(Dataset entries)
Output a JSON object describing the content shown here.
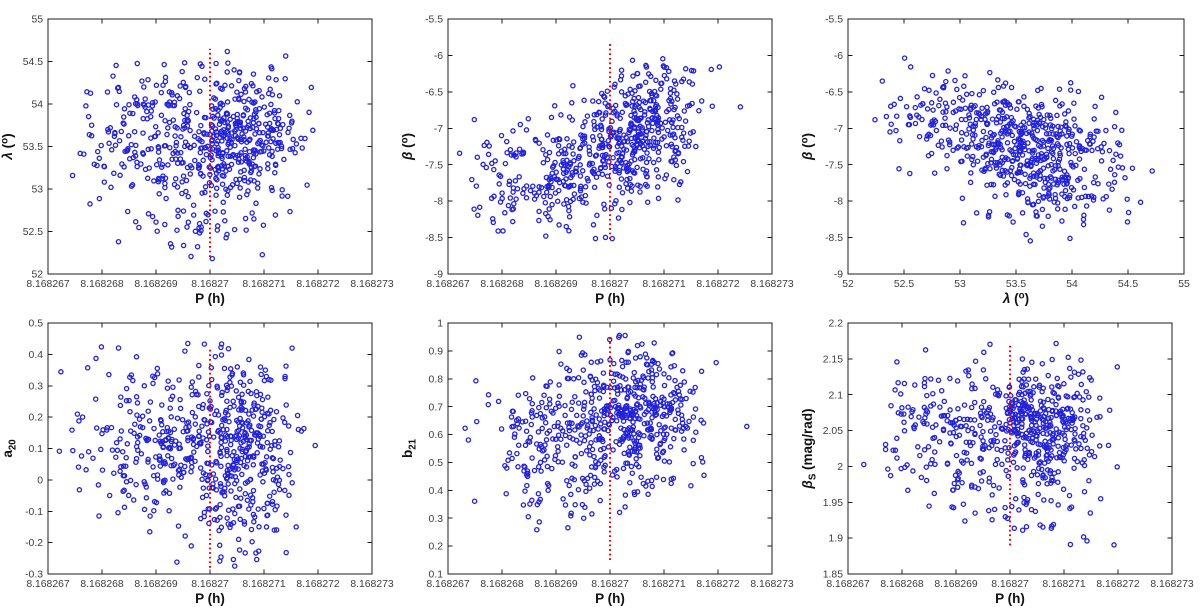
{
  "figure": {
    "background": "#ffffff",
    "marker": {
      "shape": "open-circle",
      "color": "#2222dd",
      "radius": 2.1,
      "stroke_width": 1.3
    },
    "axis": {
      "line_color": "#1c1c1c",
      "tick_color": "#1c1c1c",
      "tick_label_color": "#3c3c3c",
      "label_color": "#111111",
      "tick_len": 4.5,
      "box": true
    },
    "ref_line_style": {
      "color": "#ff0000",
      "width": 2,
      "dash": "1.8 2.8",
      "style": "dotted"
    }
  },
  "chart_data": [
    {
      "id": "lambda-vs-p",
      "type": "scatter",
      "row": 0,
      "col": 0,
      "xlabel": [
        {
          "t": "P (h)"
        }
      ],
      "ylabel": [
        {
          "t": "λ",
          "i": 1
        },
        {
          "t": " ("
        },
        {
          "t": "o",
          "sup": 1
        },
        {
          "t": ")"
        }
      ],
      "xlim": [
        8.168267,
        8.168273
      ],
      "ylim": [
        52,
        55
      ],
      "xticks": [
        {
          "v": 8.168267,
          "l": "8.168267"
        },
        {
          "v": 8.168268,
          "l": "8.168268"
        },
        {
          "v": 8.168269,
          "l": "8.168269"
        },
        {
          "v": 8.16827,
          "l": "8.16827"
        },
        {
          "v": 8.168271,
          "l": "8.168271"
        },
        {
          "v": 8.168272,
          "l": "8.168272"
        },
        {
          "v": 8.168273,
          "l": "8.168273"
        }
      ],
      "yticks": [
        {
          "v": 52,
          "l": "52"
        },
        {
          "v": 52.5,
          "l": "52.5"
        },
        {
          "v": 53,
          "l": "53"
        },
        {
          "v": 53.5,
          "l": "53.5"
        },
        {
          "v": 54,
          "l": "54"
        },
        {
          "v": 54.5,
          "l": "54.5"
        },
        {
          "v": 55,
          "l": "55"
        }
      ],
      "ref_line": {
        "x": 8.16827,
        "from": 52.2,
        "to": 54.65
      },
      "n_points": 620,
      "seed": 101,
      "clip": {
        "x": [
          8.1682672,
          8.1682729
        ],
        "y": [
          52.18,
          54.72
        ]
      },
      "clusters": [
        {
          "w": 0.52,
          "mx": 8.1682706,
          "sx": 5.2e-07,
          "my": 53.63,
          "sy": 0.36,
          "rho": 0
        },
        {
          "w": 0.42,
          "mx": 8.1682692,
          "sx": 8.2e-07,
          "my": 53.55,
          "sy": 0.44,
          "rho": 0
        },
        {
          "w": 0.06,
          "mx": 8.1682698,
          "sx": 5e-07,
          "my": 52.68,
          "sy": 0.26,
          "rho": 0
        }
      ]
    },
    {
      "id": "beta-vs-p",
      "type": "scatter",
      "row": 0,
      "col": 1,
      "xlabel": [
        {
          "t": "P (h)"
        }
      ],
      "ylabel": [
        {
          "t": "β",
          "i": 1
        },
        {
          "t": " ("
        },
        {
          "t": "o",
          "sup": 1
        },
        {
          "t": ")"
        }
      ],
      "xlim": [
        8.168267,
        8.168273
      ],
      "ylim": [
        -9,
        -5.5
      ],
      "xticks": [
        {
          "v": 8.168267,
          "l": "8.168267"
        },
        {
          "v": 8.168268,
          "l": "8.168268"
        },
        {
          "v": 8.168269,
          "l": "8.168269"
        },
        {
          "v": 8.16827,
          "l": "8.16827"
        },
        {
          "v": 8.168271,
          "l": "8.168271"
        },
        {
          "v": 8.168272,
          "l": "8.168272"
        },
        {
          "v": 8.168273,
          "l": "8.168273"
        }
      ],
      "yticks": [
        {
          "v": -9,
          "l": "-9"
        },
        {
          "v": -8.5,
          "l": "-8.5"
        },
        {
          "v": -8,
          "l": "-8"
        },
        {
          "v": -7.5,
          "l": "-7.5"
        },
        {
          "v": -7,
          "l": "-7"
        },
        {
          "v": -6.5,
          "l": "-6.5"
        },
        {
          "v": -6,
          "l": "-6"
        },
        {
          "v": -5.5,
          "l": "-5.5"
        }
      ],
      "ref_line": {
        "x": 8.16827,
        "from": -8.52,
        "to": -5.82
      },
      "n_points": 620,
      "seed": 202,
      "clip": {
        "x": [
          8.1682672,
          8.1682729
        ],
        "y": [
          -8.54,
          -5.79
        ]
      },
      "clusters": [
        {
          "w": 0.55,
          "mx": 8.1682706,
          "sx": 5.2e-07,
          "my": -7.02,
          "sy": 0.4,
          "rho": 0.25
        },
        {
          "w": 0.45,
          "mx": 8.1682691,
          "sx": 8.2e-07,
          "my": -7.62,
          "sy": 0.48,
          "rho": 0.3
        }
      ]
    },
    {
      "id": "beta-vs-lambda",
      "type": "scatter",
      "row": 0,
      "col": 2,
      "xlabel": [
        {
          "t": "λ",
          "i": 1
        },
        {
          "t": " ("
        },
        {
          "t": "o",
          "sup": 1
        },
        {
          "t": ")"
        }
      ],
      "ylabel": [
        {
          "t": "β",
          "i": 1
        },
        {
          "t": " ("
        },
        {
          "t": "o",
          "sup": 1
        },
        {
          "t": ")"
        }
      ],
      "xlim": [
        52,
        55
      ],
      "ylim": [
        -9,
        -5.5
      ],
      "xticks": [
        {
          "v": 52,
          "l": "52"
        },
        {
          "v": 52.5,
          "l": "52.5"
        },
        {
          "v": 53,
          "l": "53"
        },
        {
          "v": 53.5,
          "l": "53.5"
        },
        {
          "v": 54,
          "l": "54"
        },
        {
          "v": 54.5,
          "l": "54.5"
        },
        {
          "v": 55,
          "l": "55"
        }
      ],
      "yticks": [
        {
          "v": -9,
          "l": "-9"
        },
        {
          "v": -8.5,
          "l": "-8.5"
        },
        {
          "v": -8,
          "l": "-8"
        },
        {
          "v": -7.5,
          "l": "-7.5"
        },
        {
          "v": -7,
          "l": "-7"
        },
        {
          "v": -6.5,
          "l": "-6.5"
        },
        {
          "v": -6,
          "l": "-6"
        },
        {
          "v": -5.5,
          "l": "-5.5"
        }
      ],
      "ref_line": null,
      "n_points": 620,
      "seed": 303,
      "clip": {
        "x": [
          52.2,
          54.73
        ],
        "y": [
          -8.55,
          -5.78
        ]
      },
      "clusters": [
        {
          "w": 0.76,
          "mx": 53.62,
          "sx": 0.38,
          "my": -7.22,
          "sy": 0.38,
          "rho": -0.25
        },
        {
          "w": 0.12,
          "mx": 52.7,
          "sx": 0.28,
          "my": -6.8,
          "sy": 0.3,
          "rho": 0
        },
        {
          "w": 0.12,
          "mx": 53.85,
          "sx": 0.38,
          "my": -8.0,
          "sy": 0.27,
          "rho": 0
        }
      ]
    },
    {
      "id": "a20-vs-p",
      "type": "scatter",
      "row": 1,
      "col": 0,
      "xlabel": [
        {
          "t": "P (h)"
        }
      ],
      "ylabel": [
        {
          "t": "a"
        },
        {
          "t": "20",
          "sub": 1
        }
      ],
      "xlim": [
        8.168267,
        8.168273
      ],
      "ylim": [
        -0.3,
        0.5
      ],
      "xticks": [
        {
          "v": 8.168267,
          "l": "8.168267"
        },
        {
          "v": 8.168268,
          "l": "8.168268"
        },
        {
          "v": 8.168269,
          "l": "8.168269"
        },
        {
          "v": 8.16827,
          "l": "8.16827"
        },
        {
          "v": 8.168271,
          "l": "8.168271"
        },
        {
          "v": 8.168272,
          "l": "8.168272"
        },
        {
          "v": 8.168273,
          "l": "8.168273"
        }
      ],
      "yticks": [
        {
          "v": -0.3,
          "l": "-0.3"
        },
        {
          "v": -0.2,
          "l": "-0.2"
        },
        {
          "v": -0.1,
          "l": "-0.1"
        },
        {
          "v": 0,
          "l": "0"
        },
        {
          "v": 0.1,
          "l": "0.1"
        },
        {
          "v": 0.2,
          "l": "0.2"
        },
        {
          "v": 0.3,
          "l": "0.3"
        },
        {
          "v": 0.4,
          "l": "0.4"
        },
        {
          "v": 0.5,
          "l": "0.5"
        }
      ],
      "ref_line": {
        "x": 8.16827,
        "from": -0.28,
        "to": 0.42
      },
      "n_points": 620,
      "seed": 404,
      "clip": {
        "x": [
          8.1682672,
          8.1682729
        ],
        "y": [
          -0.285,
          0.44
        ]
      },
      "clusters": [
        {
          "w": 0.55,
          "mx": 8.1682706,
          "sx": 5.2e-07,
          "my": 0.1,
          "sy": 0.17,
          "rho": -0.08
        },
        {
          "w": 0.45,
          "mx": 8.1682692,
          "sx": 8.2e-07,
          "my": 0.13,
          "sy": 0.135,
          "rho": 0
        }
      ]
    },
    {
      "id": "b21-vs-p",
      "type": "scatter",
      "row": 1,
      "col": 1,
      "xlabel": [
        {
          "t": "P (h)"
        }
      ],
      "ylabel": [
        {
          "t": "b"
        },
        {
          "t": "21",
          "sub": 1
        }
      ],
      "xlim": [
        8.168267,
        8.168273
      ],
      "ylim": [
        0.1,
        1
      ],
      "xticks": [
        {
          "v": 8.168267,
          "l": "8.168267"
        },
        {
          "v": 8.168268,
          "l": "8.168268"
        },
        {
          "v": 8.168269,
          "l": "8.168269"
        },
        {
          "v": 8.16827,
          "l": "8.16827"
        },
        {
          "v": 8.168271,
          "l": "8.168271"
        },
        {
          "v": 8.168272,
          "l": "8.168272"
        },
        {
          "v": 8.168273,
          "l": "8.168273"
        }
      ],
      "yticks": [
        {
          "v": 0.1,
          "l": "0.1"
        },
        {
          "v": 0.2,
          "l": "0.2"
        },
        {
          "v": 0.3,
          "l": "0.3"
        },
        {
          "v": 0.4,
          "l": "0.4"
        },
        {
          "v": 0.5,
          "l": "0.5"
        },
        {
          "v": 0.6,
          "l": "0.6"
        },
        {
          "v": 0.7,
          "l": "0.7"
        },
        {
          "v": 0.8,
          "l": "0.8"
        },
        {
          "v": 0.9,
          "l": "0.9"
        },
        {
          "v": 1,
          "l": "1"
        }
      ],
      "ref_line": {
        "x": 8.16827,
        "from": 0.15,
        "to": 0.95
      },
      "n_points": 620,
      "seed": 505,
      "clip": {
        "x": [
          8.1682672,
          8.1682729
        ],
        "y": [
          0.155,
          0.96
        ]
      },
      "clusters": [
        {
          "w": 0.55,
          "mx": 8.1682706,
          "sx": 5.2e-07,
          "my": 0.7,
          "sy": 0.125,
          "rho": -0.08
        },
        {
          "w": 0.45,
          "mx": 8.1682692,
          "sx": 8.2e-07,
          "my": 0.565,
          "sy": 0.13,
          "rho": 0
        }
      ]
    },
    {
      "id": "betaS-vs-p",
      "type": "scatter",
      "row": 1,
      "col": 2,
      "xlabel": [
        {
          "t": "P (h)"
        }
      ],
      "ylabel": [
        {
          "t": "β",
          "i": 1
        },
        {
          "t": "S",
          "sub": 1
        },
        {
          "t": " (mag/rad)"
        }
      ],
      "xlim": [
        8.168267,
        8.168273
      ],
      "ylim": [
        1.85,
        2.2
      ],
      "xticks": [
        {
          "v": 8.168267,
          "l": "8.168267"
        },
        {
          "v": 8.168268,
          "l": "8.168268"
        },
        {
          "v": 8.168269,
          "l": "8.168269"
        },
        {
          "v": 8.16827,
          "l": "8.16827"
        },
        {
          "v": 8.168271,
          "l": "8.168271"
        },
        {
          "v": 8.168272,
          "l": "8.168272"
        },
        {
          "v": 8.168273,
          "l": "8.168273"
        }
      ],
      "yticks": [
        {
          "v": 1.85,
          "l": "1.85"
        },
        {
          "v": 1.9,
          "l": "1.9"
        },
        {
          "v": 1.95,
          "l": "1.95"
        },
        {
          "v": 2,
          "l": "2"
        },
        {
          "v": 2.05,
          "l": "2.05"
        },
        {
          "v": 2.1,
          "l": "2.1"
        },
        {
          "v": 2.15,
          "l": "2.15"
        },
        {
          "v": 2.2,
          "l": "2.2"
        }
      ],
      "ref_line": {
        "x": 8.16827,
        "from": 1.89,
        "to": 2.17
      },
      "n_points": 620,
      "seed": 606,
      "clip": {
        "x": [
          8.1682672,
          8.1682729
        ],
        "y": [
          1.888,
          2.172
        ]
      },
      "clusters": [
        {
          "w": 0.52,
          "mx": 8.1682706,
          "sx": 5.2e-07,
          "my": 2.06,
          "sy": 0.042,
          "rho": 0
        },
        {
          "w": 0.41,
          "mx": 8.1682692,
          "sx": 8.2e-07,
          "my": 2.045,
          "sy": 0.05,
          "rho": 0
        },
        {
          "w": 0.07,
          "mx": 8.1682706,
          "sx": 5.5e-07,
          "my": 1.935,
          "sy": 0.028,
          "rho": 0
        }
      ]
    }
  ]
}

### The exercise
Copy every line of the data that holds the string "from".

### The reply
        "from": 52.2,
        "from": -8.52,
        "from": -0.28,
        "from": 0.15,
        "from": 1.89,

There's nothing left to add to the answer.